- **TASK DESCRIPTION**:
Reproduce this listing in full.

- **RECORDS FOR THIS TASK**:

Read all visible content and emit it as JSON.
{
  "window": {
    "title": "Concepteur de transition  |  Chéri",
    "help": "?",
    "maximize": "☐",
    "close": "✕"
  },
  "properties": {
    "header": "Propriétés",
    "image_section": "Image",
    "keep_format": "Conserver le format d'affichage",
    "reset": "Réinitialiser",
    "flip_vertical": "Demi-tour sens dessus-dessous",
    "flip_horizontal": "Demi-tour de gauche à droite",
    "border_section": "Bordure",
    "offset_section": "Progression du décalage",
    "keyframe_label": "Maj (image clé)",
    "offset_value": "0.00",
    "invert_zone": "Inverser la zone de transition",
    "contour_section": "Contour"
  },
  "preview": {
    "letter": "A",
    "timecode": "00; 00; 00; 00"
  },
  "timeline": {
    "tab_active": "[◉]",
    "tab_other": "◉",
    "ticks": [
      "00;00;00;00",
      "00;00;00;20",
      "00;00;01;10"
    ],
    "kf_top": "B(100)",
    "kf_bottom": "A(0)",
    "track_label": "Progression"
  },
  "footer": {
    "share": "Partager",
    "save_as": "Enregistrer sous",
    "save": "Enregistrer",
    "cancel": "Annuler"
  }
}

- **ANSWER TO THE PROBLEM**:
Read all visible content and emit it as JSON.
{
  "window": {
    "title": "Concepteur de transition  |  Chéri",
    "help": "?",
    "maximize": "☐",
    "close": "✕"
  },
  "properties": {
    "header": "Propriétés",
    "image_section": "Image",
    "keep_format": "Conserver le format d'affichage",
    "reset": "Réinitialiser",
    "flip_vertical": "Demi-tour sens dessus-dessous",
    "flip_horizontal": "Demi-tour de gauche à droite",
    "border_section": "Bordure",
    "offset_section": "Progression du décalage",
    "keyframe_label": "Maj (image clé)",
    "offset_value": "0.00",
    "invert_zone": "Inverser la zone de transition",
    "contour_section": "Contour"
  },
  "preview": {
    "letter": "A",
    "timecode": "00; 00; 00; 00"
  },
  "timeline": {
    "tab_active": "[◉]",
    "tab_other": "◉",
    "ticks": [
      "00;00;00;00",
      "00;00;00;20",
      "00;00;01;10"
    ],
    "kf_top": "B(100)",
    "kf_bottom": "A(0)",
    "track_label": "Progression"
  },
  "footer": {
    "share": "Partager",
    "save_as": "Enregistrer sous",
    "save": "Enregistrer",
    "cancel": "Annuler"
  }
}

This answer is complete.